▶ _Task details_:
Produce an exact copy of all the data below, dropping every image.

********

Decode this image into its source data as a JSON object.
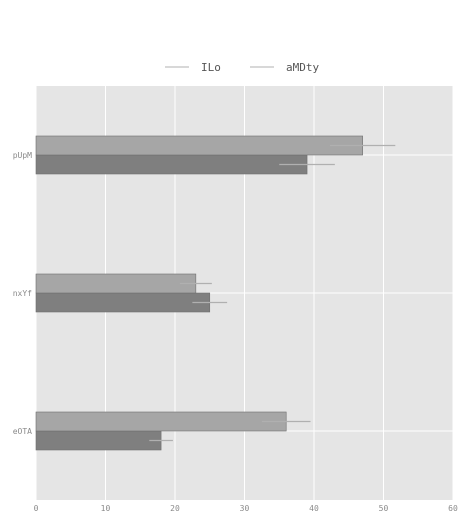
{
  "chart_data": {
    "type": "bar",
    "orientation": "horizontal",
    "categories": [
      "eOTA",
      "nxYf",
      "pUpM"
    ],
    "series": [
      {
        "name": "aMDty",
        "values": [
          18,
          25,
          39
        ],
        "errors": [
          1.7,
          2.5,
          4
        ],
        "color": "#7f7f7f"
      },
      {
        "name": "ILo",
        "values": [
          36,
          23,
          47
        ],
        "errors": [
          3.5,
          2.3,
          4.7
        ],
        "color": "#a6a6a6"
      }
    ],
    "legend_order": [
      "ILo",
      "aMDty"
    ],
    "xlim": [
      0,
      60
    ],
    "xticks": [
      0,
      10,
      20,
      30,
      40,
      50,
      60
    ],
    "title": "",
    "xlabel": "",
    "ylabel": "",
    "grid": true,
    "legend_position": "top-center",
    "colors": {
      "plot_background": "#e5e5e5",
      "grid": "#ffffff",
      "bar_edge": "#6e6e6e",
      "error_bar": "#b0b0b0",
      "legend_line": "#cccccc"
    }
  }
}
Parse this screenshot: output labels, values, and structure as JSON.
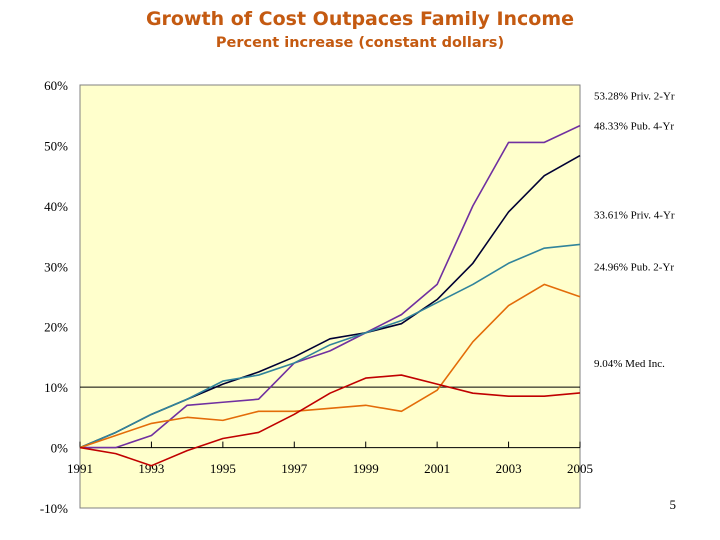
{
  "chart_data": {
    "type": "line",
    "title": "Growth of Cost Outpaces Family Income",
    "subtitle": "Percent increase (constant dollars)",
    "xlabel": "",
    "ylabel": "",
    "x": [
      1991,
      1992,
      1993,
      1994,
      1995,
      1996,
      1997,
      1998,
      1999,
      2000,
      2001,
      2002,
      2003,
      2004,
      2005
    ],
    "x_tick_labels": [
      "1991",
      "1993",
      "1995",
      "1997",
      "1999",
      "2001",
      "2003",
      "2005"
    ],
    "y_tick_labels": [
      "60%",
      "50%",
      "40%",
      "30%",
      "20%",
      "10%",
      "0%",
      "-10%"
    ],
    "y_ticks": [
      60,
      50,
      40,
      30,
      20,
      10,
      0,
      -10
    ],
    "ylim": [
      -10,
      60
    ],
    "xlim": [
      1991,
      2005
    ],
    "reference_line": 10,
    "plot_background": "#ffffcc",
    "series": [
      {
        "label": "53.28% Priv. 2-Yr",
        "color": "#7030a0",
        "values": [
          0,
          0,
          2,
          7,
          7.5,
          8,
          14,
          16,
          19,
          22,
          27,
          40,
          50.5,
          50.5,
          53.28
        ]
      },
      {
        "label": "48.33% Pub. 4-Yr",
        "color": "#000033",
        "values": [
          0,
          2.5,
          5.5,
          8,
          10.5,
          12.5,
          15,
          18,
          19,
          20.5,
          24.5,
          30.5,
          39,
          45,
          48.33
        ]
      },
      {
        "label": "33.61% Priv. 4-Yr",
        "color": "#31849b",
        "values": [
          0,
          2.5,
          5.5,
          8,
          11,
          12,
          14,
          17,
          19,
          21,
          24,
          27,
          30.5,
          33,
          33.61
        ]
      },
      {
        "label": "24.96% Pub. 2-Yr",
        "color": "#e36c09",
        "values": [
          0,
          2,
          4,
          5,
          4.5,
          6,
          6,
          6.5,
          7,
          6,
          9.5,
          17.5,
          23.5,
          27,
          24.96
        ]
      },
      {
        "label": "9.04% Med Inc.",
        "color": "#c00000",
        "values": [
          0,
          -1,
          -3,
          -0.5,
          1.5,
          2.5,
          5.5,
          9,
          11.5,
          12,
          10.5,
          9,
          8.5,
          8.5,
          9.04
        ]
      }
    ]
  },
  "page_number": "5"
}
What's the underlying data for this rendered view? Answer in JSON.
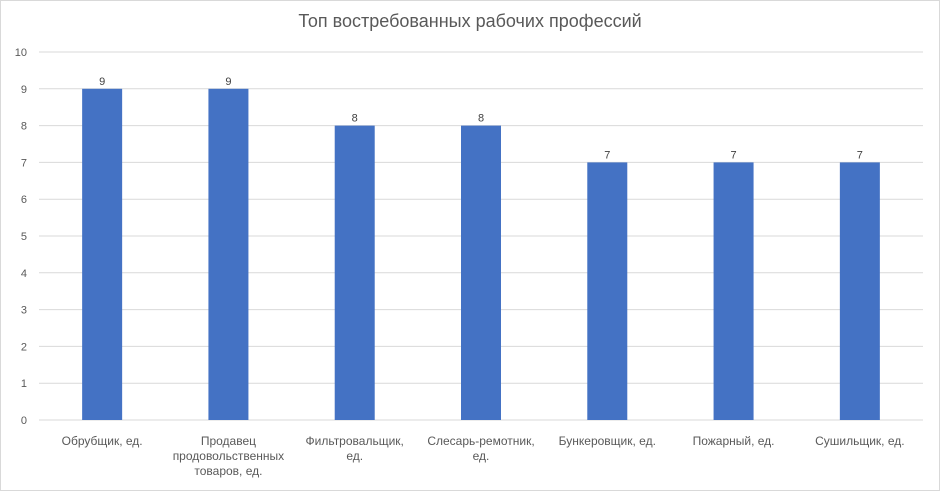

********

▶ _Result below_:
Decode this image into its source data as a JSON object.
{
  "chart_data": {
    "type": "bar",
    "orientation": "horizontal",
    "categories": [
      "eOTA",
      "nxYf",
      "pUpM"
    ],
    "series": [
      {
        "name": "aMDty",
        "values": [
          18,
          25,
          39
        ],
        "errors": [
          1.7,
          2.5,
          4
        ],
        "color": "#7f7f7f"
      },
      {
        "name": "ILo",
        "values": [
          36,
          23,
          47
        ],
        "errors": [
          3.5,
          2.3,
          4.7
        ],
        "color": "#a6a6a6"
      }
    ],
    "legend_order": [
      "ILo",
      "aMDty"
    ],
    "xlim": [
      0,
      60
    ],
    "xticks": [
      0,
      10,
      20,
      30,
      40,
      50,
      60
    ],
    "title": "",
    "xlabel": "",
    "ylabel": "",
    "grid": true,
    "legend_position": "top-center",
    "colors": {
      "plot_background": "#e5e5e5",
      "grid": "#ffffff",
      "bar_edge": "#6e6e6e",
      "error_bar": "#b0b0b0",
      "legend_line": "#cccccc"
    }
  }
}
Parse this screenshot: output labels, values, and structure as JSON.
{
  "chart_data": {
    "type": "line",
    "title": "Growth of Cost Outpaces Family Income",
    "subtitle": "Percent increase (constant dollars)",
    "xlabel": "",
    "ylabel": "",
    "x": [
      1991,
      1992,
      1993,
      1994,
      1995,
      1996,
      1997,
      1998,
      1999,
      2000,
      2001,
      2002,
      2003,
      2004,
      2005
    ],
    "x_tick_labels": [
      "1991",
      "1993",
      "1995",
      "1997",
      "1999",
      "2001",
      "2003",
      "2005"
    ],
    "y_tick_labels": [
      "60%",
      "50%",
      "40%",
      "30%",
      "20%",
      "10%",
      "0%",
      "-10%"
    ],
    "y_ticks": [
      60,
      50,
      40,
      30,
      20,
      10,
      0,
      -10
    ],
    "ylim": [
      -10,
      60
    ],
    "xlim": [
      1991,
      2005
    ],
    "reference_line": 10,
    "plot_background": "#ffffcc",
    "series": [
      {
        "label": "53.28% Priv. 2-Yr",
        "color": "#7030a0",
        "values": [
          0,
          0,
          2,
          7,
          7.5,
          8,
          14,
          16,
          19,
          22,
          27,
          40,
          50.5,
          50.5,
          53.28
        ]
      },
      {
        "label": "48.33% Pub. 4-Yr",
        "color": "#000033",
        "values": [
          0,
          2.5,
          5.5,
          8,
          10.5,
          12.5,
          15,
          18,
          19,
          20.5,
          24.5,
          30.5,
          39,
          45,
          48.33
        ]
      },
      {
        "label": "33.61% Priv. 4-Yr",
        "color": "#31849b",
        "values": [
          0,
          2.5,
          5.5,
          8,
          11,
          12,
          14,
          17,
          19,
          21,
          24,
          27,
          30.5,
          33,
          33.61
        ]
      },
      {
        "label": "24.96% Pub. 2-Yr",
        "color": "#e36c09",
        "values": [
          0,
          2,
          4,
          5,
          4.5,
          6,
          6,
          6.5,
          7,
          6,
          9.5,
          17.5,
          23.5,
          27,
          24.96
        ]
      },
      {
        "label": "9.04% Med Inc.",
        "color": "#c00000",
        "values": [
          0,
          -1,
          -3,
          -0.5,
          1.5,
          2.5,
          5.5,
          9,
          11.5,
          12,
          10.5,
          9,
          8.5,
          8.5,
          9.04
        ]
      }
    ]
  },
  "page_number": "5"
}
What's the underlying data for this rendered view? Answer in JSON.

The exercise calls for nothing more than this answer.